━━━ DATA IN THIS EXERCISE ━━━

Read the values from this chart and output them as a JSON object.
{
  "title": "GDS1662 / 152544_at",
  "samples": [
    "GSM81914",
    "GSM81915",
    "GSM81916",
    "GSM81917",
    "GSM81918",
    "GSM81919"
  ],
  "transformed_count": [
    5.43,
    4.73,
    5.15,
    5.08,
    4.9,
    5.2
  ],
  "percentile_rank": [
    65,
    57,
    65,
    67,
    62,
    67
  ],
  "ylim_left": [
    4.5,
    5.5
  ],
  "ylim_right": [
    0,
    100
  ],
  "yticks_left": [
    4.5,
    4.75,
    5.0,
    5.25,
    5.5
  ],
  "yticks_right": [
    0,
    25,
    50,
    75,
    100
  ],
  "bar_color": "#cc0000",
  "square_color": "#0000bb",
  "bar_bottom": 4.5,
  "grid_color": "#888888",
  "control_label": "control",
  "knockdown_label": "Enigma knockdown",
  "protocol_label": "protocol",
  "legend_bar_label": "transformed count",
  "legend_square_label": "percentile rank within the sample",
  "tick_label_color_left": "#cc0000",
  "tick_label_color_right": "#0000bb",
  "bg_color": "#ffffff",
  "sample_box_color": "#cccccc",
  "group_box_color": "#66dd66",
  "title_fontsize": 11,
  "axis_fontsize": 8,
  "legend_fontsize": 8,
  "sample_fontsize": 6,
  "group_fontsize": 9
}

━━━

» EXERCISE TASK
Copy each record from above without leaving any out.

» TASK SOLUTION
Read the values from this chart and output them as a JSON object.
{
  "title": "GDS1662 / 152544_at",
  "samples": [
    "GSM81914",
    "GSM81915",
    "GSM81916",
    "GSM81917",
    "GSM81918",
    "GSM81919"
  ],
  "transformed_count": [
    5.43,
    4.73,
    5.15,
    5.08,
    4.9,
    5.2
  ],
  "percentile_rank": [
    65,
    57,
    65,
    67,
    62,
    67
  ],
  "ylim_left": [
    4.5,
    5.5
  ],
  "ylim_right": [
    0,
    100
  ],
  "yticks_left": [
    4.5,
    4.75,
    5.0,
    5.25,
    5.5
  ],
  "yticks_right": [
    0,
    25,
    50,
    75,
    100
  ],
  "bar_color": "#cc0000",
  "square_color": "#0000bb",
  "bar_bottom": 4.5,
  "grid_color": "#888888",
  "control_label": "control",
  "knockdown_label": "Enigma knockdown",
  "protocol_label": "protocol",
  "legend_bar_label": "transformed count",
  "legend_square_label": "percentile rank within the sample",
  "tick_label_color_left": "#cc0000",
  "tick_label_color_right": "#0000bb",
  "bg_color": "#ffffff",
  "sample_box_color": "#cccccc",
  "group_box_color": "#66dd66",
  "title_fontsize": 11,
  "axis_fontsize": 8,
  "legend_fontsize": 8,
  "sample_fontsize": 6,
  "group_fontsize": 9
}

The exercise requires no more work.